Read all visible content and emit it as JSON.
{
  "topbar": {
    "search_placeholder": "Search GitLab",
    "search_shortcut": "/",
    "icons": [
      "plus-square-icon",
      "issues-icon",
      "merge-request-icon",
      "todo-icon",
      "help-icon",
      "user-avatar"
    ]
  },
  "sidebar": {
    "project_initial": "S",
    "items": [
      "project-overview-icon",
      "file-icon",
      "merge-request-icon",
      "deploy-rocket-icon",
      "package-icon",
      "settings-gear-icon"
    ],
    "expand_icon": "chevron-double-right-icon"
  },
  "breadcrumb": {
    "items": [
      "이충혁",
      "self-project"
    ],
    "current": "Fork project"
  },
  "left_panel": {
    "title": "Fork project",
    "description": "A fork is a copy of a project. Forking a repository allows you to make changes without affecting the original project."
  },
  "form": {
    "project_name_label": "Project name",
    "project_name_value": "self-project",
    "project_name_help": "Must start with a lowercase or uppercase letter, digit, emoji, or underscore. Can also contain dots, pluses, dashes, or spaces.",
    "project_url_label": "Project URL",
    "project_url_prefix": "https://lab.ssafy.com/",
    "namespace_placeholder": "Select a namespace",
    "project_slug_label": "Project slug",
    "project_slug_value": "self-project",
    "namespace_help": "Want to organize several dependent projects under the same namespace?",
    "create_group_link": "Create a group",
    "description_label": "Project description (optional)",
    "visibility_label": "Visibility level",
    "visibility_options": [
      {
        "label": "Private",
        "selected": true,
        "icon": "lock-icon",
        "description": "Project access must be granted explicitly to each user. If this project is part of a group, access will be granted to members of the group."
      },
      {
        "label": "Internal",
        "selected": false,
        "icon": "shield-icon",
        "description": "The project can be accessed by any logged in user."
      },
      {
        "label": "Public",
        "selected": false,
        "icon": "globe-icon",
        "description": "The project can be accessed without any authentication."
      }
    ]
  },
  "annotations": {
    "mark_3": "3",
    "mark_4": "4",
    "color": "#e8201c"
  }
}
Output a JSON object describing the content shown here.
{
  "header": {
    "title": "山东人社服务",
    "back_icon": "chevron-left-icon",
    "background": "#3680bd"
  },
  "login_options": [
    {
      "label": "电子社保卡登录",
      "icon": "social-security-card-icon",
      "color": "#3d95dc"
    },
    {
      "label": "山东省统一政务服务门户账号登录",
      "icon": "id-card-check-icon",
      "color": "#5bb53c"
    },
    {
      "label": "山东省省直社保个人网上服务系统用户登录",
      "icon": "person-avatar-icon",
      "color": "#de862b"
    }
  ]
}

--------------------

Provide an exact reproduction of all the entries shown above.

Read all visible content and emit it as JSON.
{
  "topbar": {
    "search_placeholder": "Search GitLab",
    "search_shortcut": "/",
    "icons": [
      "plus-square-icon",
      "issues-icon",
      "merge-request-icon",
      "todo-icon",
      "help-icon",
      "user-avatar"
    ]
  },
  "sidebar": {
    "project_initial": "S",
    "items": [
      "project-overview-icon",
      "file-icon",
      "merge-request-icon",
      "deploy-rocket-icon",
      "package-icon",
      "settings-gear-icon"
    ],
    "expand_icon": "chevron-double-right-icon"
  },
  "breadcrumb": {
    "items": [
      "이충혁",
      "self-project"
    ],
    "current": "Fork project"
  },
  "left_panel": {
    "title": "Fork project",
    "description": "A fork is a copy of a project. Forking a repository allows you to make changes without affecting the original project."
  },
  "form": {
    "project_name_label": "Project name",
    "project_name_value": "self-project",
    "project_name_help": "Must start with a lowercase or uppercase letter, digit, emoji, or underscore. Can also contain dots, pluses, dashes, or spaces.",
    "project_url_label": "Project URL",
    "project_url_prefix": "https://lab.ssafy.com/",
    "namespace_placeholder": "Select a namespace",
    "project_slug_label": "Project slug",
    "project_slug_value": "self-project",
    "namespace_help": "Want to organize several dependent projects under the same namespace?",
    "create_group_link": "Create a group",
    "description_label": "Project description (optional)",
    "visibility_label": "Visibility level",
    "visibility_options": [
      {
        "label": "Private",
        "selected": true,
        "icon": "lock-icon",
        "description": "Project access must be granted explicitly to each user. If this project is part of a group, access will be granted to members of the group."
      },
      {
        "label": "Internal",
        "selected": false,
        "icon": "shield-icon",
        "description": "The project can be accessed by any logged in user."
      },
      {
        "label": "Public",
        "selected": false,
        "icon": "globe-icon",
        "description": "The project can be accessed without any authentication."
      }
    ]
  },
  "annotations": {
    "mark_3": "3",
    "mark_4": "4",
    "color": "#e8201c"
  }
}
Output a JSON object describing the content shown here.
{
  "header": {
    "title": "山东人社服务",
    "back_icon": "chevron-left-icon",
    "background": "#3680bd"
  },
  "login_options": [
    {
      "label": "电子社保卡登录",
      "icon": "social-security-card-icon",
      "color": "#3d95dc"
    },
    {
      "label": "山东省统一政务服务门户账号登录",
      "icon": "id-card-check-icon",
      "color": "#5bb53c"
    },
    {
      "label": "山东省省直社保个人网上服务系统用户登录",
      "icon": "person-avatar-icon",
      "color": "#de862b"
    }
  ]
}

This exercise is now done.